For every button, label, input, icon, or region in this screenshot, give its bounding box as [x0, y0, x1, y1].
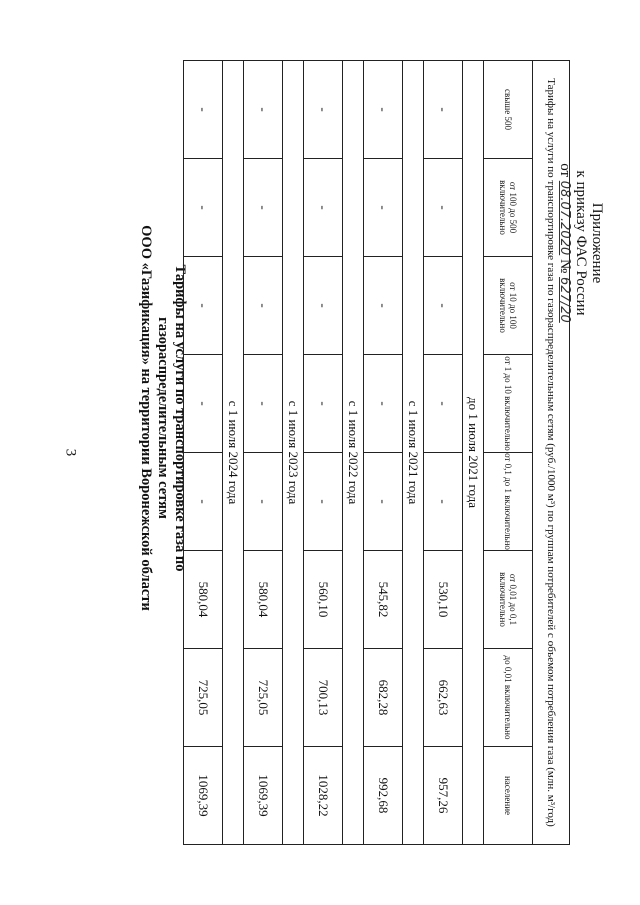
column-header: от 1 до 10 включительно [484, 355, 533, 453]
table-cell: 725,05 [184, 649, 223, 747]
column-header: от 0,01 до 0,1 включительно [484, 551, 533, 649]
table-row [244, 61, 283, 845]
column-header: от 0,1 до 1 включительно [484, 453, 533, 551]
table-row [364, 61, 403, 845]
table-cell: 530,10 [424, 551, 463, 649]
table-cell: - [304, 355, 343, 453]
table-cell: - [304, 61, 343, 159]
appendix-date-handwritten: 08.07.2020 [557, 180, 572, 256]
table-row [424, 61, 463, 845]
column-header: население [484, 747, 533, 845]
document-title-line-1: Тарифы на услуги по транспортировке газа по газораспределительным сетям [155, 264, 188, 572]
table-cell: - [424, 159, 463, 257]
column-header: от 10 до 100 включительно [484, 257, 533, 355]
column-header: до 0,01 включительно [484, 649, 533, 747]
table-cell: - [244, 61, 283, 159]
table-cell: - [304, 453, 343, 551]
table-cell: 725,05 [244, 649, 283, 747]
table-cell: 992,68 [364, 747, 403, 845]
table-cell: - [424, 355, 463, 453]
table-row [184, 61, 223, 845]
table-cell: - [184, 355, 223, 453]
period-row: до 1 июля 2021 года [463, 61, 484, 845]
table-cell: - [364, 61, 403, 159]
appendix-title: Приложение [589, 202, 605, 284]
page-number: 3 [62, 448, 79, 457]
table-cell: - [364, 159, 403, 257]
table-cell: - [424, 61, 463, 159]
table-cell: - [184, 257, 223, 355]
table-cell: 957,26 [424, 747, 463, 845]
table-cell: 1028,22 [304, 747, 343, 845]
appendix-number-handwritten: 627/20 [557, 277, 572, 323]
table-cell: - [424, 257, 463, 355]
table-cell: - [244, 453, 283, 551]
table-cell: - [184, 61, 223, 159]
table-cell: - [184, 453, 223, 551]
period-row: с 1 июля 2021 года [403, 61, 424, 845]
table-cell: - [304, 257, 343, 355]
document-title-line-2: ООО «Газификация» на территории Воронежской области [138, 225, 154, 611]
period-row: с 1 июля 2022 года [343, 61, 364, 845]
table-cell: 1069,39 [244, 747, 283, 845]
tariff-table [183, 60, 570, 845]
table-cell: - [424, 453, 463, 551]
document-title [137, 198, 188, 638]
table-cell: 662,63 [424, 649, 463, 747]
table-cell: 682,28 [364, 649, 403, 747]
table-cell: 545,82 [364, 551, 403, 649]
table-row [304, 61, 343, 845]
table-cell: - [184, 159, 223, 257]
appendix-order-ref: к приказу ФАС России [573, 170, 589, 316]
appendix-number-sign: № [557, 258, 573, 274]
table-cell: 1069,39 [184, 747, 223, 845]
table-cell: 560,10 [304, 551, 343, 649]
appendix-date-prefix: от [557, 163, 573, 178]
table-cell: - [304, 159, 343, 257]
table-cell: - [244, 159, 283, 257]
table-header: Тарифы на услуги по транспортировке газа по газораспределительным сетям (руб./1000 м³) по группам потребителей с объемом потребления газа (млн. м³/год) [533, 61, 570, 845]
period-row: с 1 июля 2024 года [223, 61, 244, 845]
table-cell: 580,04 [244, 551, 283, 649]
table-cell: - [244, 257, 283, 355]
column-header: от 100 до 500 включительно [484, 159, 533, 257]
table-cell: 580,04 [184, 551, 223, 649]
period-row: с 1 июля 2023 года [283, 61, 304, 845]
table-cell: 700,13 [304, 649, 343, 747]
table-cell: - [364, 355, 403, 453]
table-cell: - [364, 453, 403, 551]
table-cell: - [364, 257, 403, 355]
table-cell: - [244, 355, 283, 453]
column-header: свыше 500 [484, 61, 533, 159]
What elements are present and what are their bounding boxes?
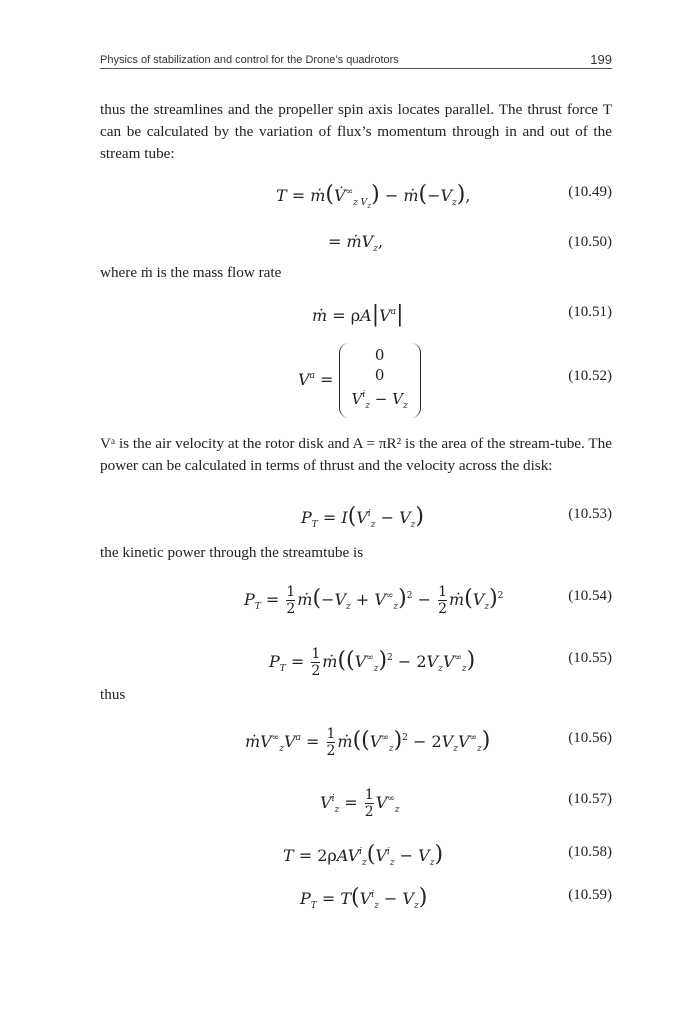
equation-number: (10.51): [568, 304, 612, 320]
equation-10-59: $P_T = T(V^i_z - V_z)$ (10.59): [100, 875, 612, 915]
paragraph-3: Vᵃ is the air velocity at the rotor disk and A = πR² is the area of the stream-tube. The power can be calculated in terms of thrust and the velocity across the disk:: [100, 435, 612, 474]
equation-10-58: $T = 2\rho AV^i_z(V^i_z - V_z)$ (10.58): [100, 832, 612, 872]
equation-number: (10.50): [568, 234, 612, 250]
equation-10-53: $P_T = I(V^i_z - V_z)$ (10.53): [100, 494, 612, 534]
equation-number: (10.58): [568, 844, 612, 860]
equation-10-55: $P_T$ = $\frac{1}{2}$ $ṁ((V^\infty_z)^2 - 2V_zV^\infty_z)$ (10.55): [100, 638, 612, 678]
equation-10-49: $T = ṁ(V̇^\infty_{z V_z})$ − $ṁ(-V_z)$, (10.49): [100, 172, 612, 212]
equation-10-56: $ṁV^\infty_zV^a$ = $\frac{1}{2}$ $ṁ((V^\infty_z)^2 - 2V_zV^\infty_z)$ (10.56): [100, 718, 612, 758]
paragraph-5: thus: [100, 686, 126, 703]
equation-number: (10.49): [568, 184, 612, 200]
header-rule: [100, 68, 612, 69]
equation-number: (10.55): [568, 650, 612, 666]
equation-10-52: $V^a = 0$ 0 $V^i_z - V_z$ (10.52): [100, 356, 612, 396]
page-number: 199: [590, 52, 612, 67]
equation-10-51: ṁ = $\rho A|V^a|$ (10.51): [100, 292, 612, 332]
equation-number: (10.56): [568, 730, 612, 746]
equation-number: (10.54): [568, 588, 612, 604]
running-header-title: Physics of stabilization and control for the Drone’s quadrotors: [100, 54, 399, 66]
paragraph-4: the kinetic power through the streamtube is: [100, 544, 364, 561]
paragraph-2: where ṁ is the mass flow rate: [100, 264, 282, 281]
equation-number: (10.59): [568, 887, 612, 903]
equation-number: (10.53): [568, 506, 612, 522]
equation-10-57: $V^i_z$ = $\frac{1}{2}$ $V^\infty_z$ (10.57): [100, 779, 612, 819]
equation-number: (10.57): [568, 791, 612, 807]
equation-number: (10.52): [568, 368, 612, 384]
equation-10-54: $P_T$ = $\frac{1}{2}$ $ṁ(-V_z + V^\infty_z)^2$ − $\frac{1}{2}$ $ṁ(V_z)^2$ (10.54): [100, 576, 612, 616]
paragraph-1: thus the streamlines and the propeller spin axis locates parallel. The thrust force T can be calculated by the variation of flux’s momentum through in and out of the stream tube:: [100, 101, 612, 162]
equation-10-50: = ṁV$_z$, (10.50): [100, 222, 612, 262]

————

(Written problem) Copy every row above line for line, character for character, and leave the pictures out.

(Problem solution)
For every button, label, input, icon, or region in this screenshot, give its bounding box as [x0, y0, x1, y1].
column-header: от 1 до 10 включительно [484, 355, 533, 453]
table-cell: 725,05 [184, 649, 223, 747]
column-header: от 0,01 до 0,1 включительно [484, 551, 533, 649]
table-row [244, 61, 283, 845]
column-header: от 0,1 до 1 включительно [484, 453, 533, 551]
table-row [364, 61, 403, 845]
table-cell: 530,10 [424, 551, 463, 649]
table-cell: - [304, 355, 343, 453]
table-cell: - [304, 61, 343, 159]
appendix-date-handwritten: 08.07.2020 [557, 180, 572, 256]
table-row [424, 61, 463, 845]
column-header: население [484, 747, 533, 845]
document-title-line-1: Тарифы на услуги по транспортировке газа по газораспределительным сетям [155, 264, 188, 572]
table-cell: - [424, 159, 463, 257]
column-header: от 10 до 100 включительно [484, 257, 533, 355]
column-header: до 0,01 включительно [484, 649, 533, 747]
table-cell: - [244, 61, 283, 159]
table-cell: - [304, 453, 343, 551]
table-cell: 725,05 [244, 649, 283, 747]
table-cell: 992,68 [364, 747, 403, 845]
table-cell: - [424, 355, 463, 453]
table-row [184, 61, 223, 845]
table-cell: - [184, 355, 223, 453]
period-row: до 1 июля 2021 года [463, 61, 484, 845]
table-cell: - [364, 61, 403, 159]
appendix-title: Приложение [589, 202, 605, 284]
page-number: 3 [62, 448, 79, 457]
table-cell: - [364, 159, 403, 257]
table-cell: - [424, 61, 463, 159]
table-cell: - [184, 257, 223, 355]
table-cell: 957,26 [424, 747, 463, 845]
table-cell: 1028,22 [304, 747, 343, 845]
appendix-number-handwritten: 627/20 [557, 277, 572, 323]
table-cell: - [424, 257, 463, 355]
table-cell: - [244, 453, 283, 551]
table-cell: - [184, 61, 223, 159]
table-cell: - [184, 453, 223, 551]
period-row: с 1 июля 2021 года [403, 61, 424, 845]
table-cell: - [304, 257, 343, 355]
document-title-line-2: ООО «Газификация» на территории Воронежской области [138, 225, 154, 611]
period-row: с 1 июля 2022 года [343, 61, 364, 845]
table-cell: 1069,39 [244, 747, 283, 845]
tariff-table [183, 60, 570, 845]
table-cell: - [424, 453, 463, 551]
document-title [137, 198, 188, 638]
table-cell: 662,63 [424, 649, 463, 747]
table-cell: 682,28 [364, 649, 403, 747]
table-cell: 545,82 [364, 551, 403, 649]
table-row [304, 61, 343, 845]
table-cell: - [184, 159, 223, 257]
appendix-order-ref: к приказу ФАС России [573, 170, 589, 316]
appendix-number-sign: № [557, 258, 573, 274]
table-cell: 1069,39 [184, 747, 223, 845]
table-cell: 560,10 [304, 551, 343, 649]
appendix-date-prefix: от [557, 163, 573, 178]
table-cell: - [304, 159, 343, 257]
table-cell: - [244, 159, 283, 257]
table-header: Тарифы на услуги по транспортировке газа по газораспределительным сетям (руб./1000 м³) по группам потребителей с объемом потребления газа (млн. м³/год) [533, 61, 570, 845]
period-row: с 1 июля 2024 года [223, 61, 244, 845]
table-cell: 580,04 [244, 551, 283, 649]
table-cell: - [244, 257, 283, 355]
column-header: от 100 до 500 включительно [484, 159, 533, 257]
table-cell: 580,04 [184, 551, 223, 649]
period-row: с 1 июля 2023 года [283, 61, 304, 845]
table-cell: 700,13 [304, 649, 343, 747]
table-cell: - [364, 355, 403, 453]
table-cell: - [364, 453, 403, 551]
table-cell: - [364, 257, 403, 355]
table-cell: - [244, 355, 283, 453]
column-header: свыше 500 [484, 61, 533, 159]
What elements are present and what are their bounding boxes?
equation-number: (10.51): [568, 304, 612, 320]
equation-10-59: $P_T = T(V^i_z - V_z)$ (10.59): [100, 875, 612, 915]
paragraph-3: Vᵃ is the air velocity at the rotor disk and A = πR² is the area of the stream-tube. The power can be calculated in terms of thrust and the velocity across the disk:: [100, 435, 612, 474]
equation-10-58: $T = 2\rho AV^i_z(V^i_z - V_z)$ (10.58): [100, 832, 612, 872]
equation-number: (10.50): [568, 234, 612, 250]
equation-10-53: $P_T = I(V^i_z - V_z)$ (10.53): [100, 494, 612, 534]
equation-number: (10.58): [568, 844, 612, 860]
equation-10-55: $P_T$ = $\frac{1}{2}$ $ṁ((V^\infty_z)^2 - 2V_zV^\infty_z)$ (10.55): [100, 638, 612, 678]
equation-10-49: $T = ṁ(V̇^\infty_{z V_z})$ − $ṁ(-V_z)$, (10.49): [100, 172, 612, 212]
equation-10-56: $ṁV^\infty_zV^a$ = $\frac{1}{2}$ $ṁ((V^\infty_z)^2 - 2V_zV^\infty_z)$ (10.56): [100, 718, 612, 758]
paragraph-5: thus: [100, 686, 126, 703]
equation-number: (10.49): [568, 184, 612, 200]
header-rule: [100, 68, 612, 69]
equation-number: (10.55): [568, 650, 612, 666]
equation-10-52: $V^a = 0$ 0 $V^i_z - V_z$ (10.52): [100, 356, 612, 396]
page-number: 199: [590, 52, 612, 67]
equation-10-51: ṁ = $\rho A|V^a|$ (10.51): [100, 292, 612, 332]
equation-number: (10.56): [568, 730, 612, 746]
equation-number: (10.54): [568, 588, 612, 604]
running-header-title: Physics of stabilization and control for the Drone’s quadrotors: [100, 54, 399, 66]
paragraph-4: the kinetic power through the streamtube is: [100, 544, 364, 561]
paragraph-2: where ṁ is the mass flow rate: [100, 264, 282, 281]
equation-number: (10.59): [568, 887, 612, 903]
equation-number: (10.53): [568, 506, 612, 522]
equation-10-57: $V^i_z$ = $\frac{1}{2}$ $V^\infty_z$ (10.57): [100, 779, 612, 819]
equation-number: (10.57): [568, 791, 612, 807]
equation-number: (10.52): [568, 368, 612, 384]
equation-10-54: $P_T$ = $\frac{1}{2}$ $ṁ(-V_z + V^\infty_z)^2$ − $\frac{1}{2}$ $ṁ(V_z)^2$ (10.54): [100, 576, 612, 616]
paragraph-1: thus the streamlines and the propeller spin axis locates parallel. The thrust force T can be calculated by the variation of flux’s momentum through in and out of the stream tube:: [100, 101, 612, 162]
equation-10-50: = ṁV$_z$, (10.50): [100, 222, 612, 262]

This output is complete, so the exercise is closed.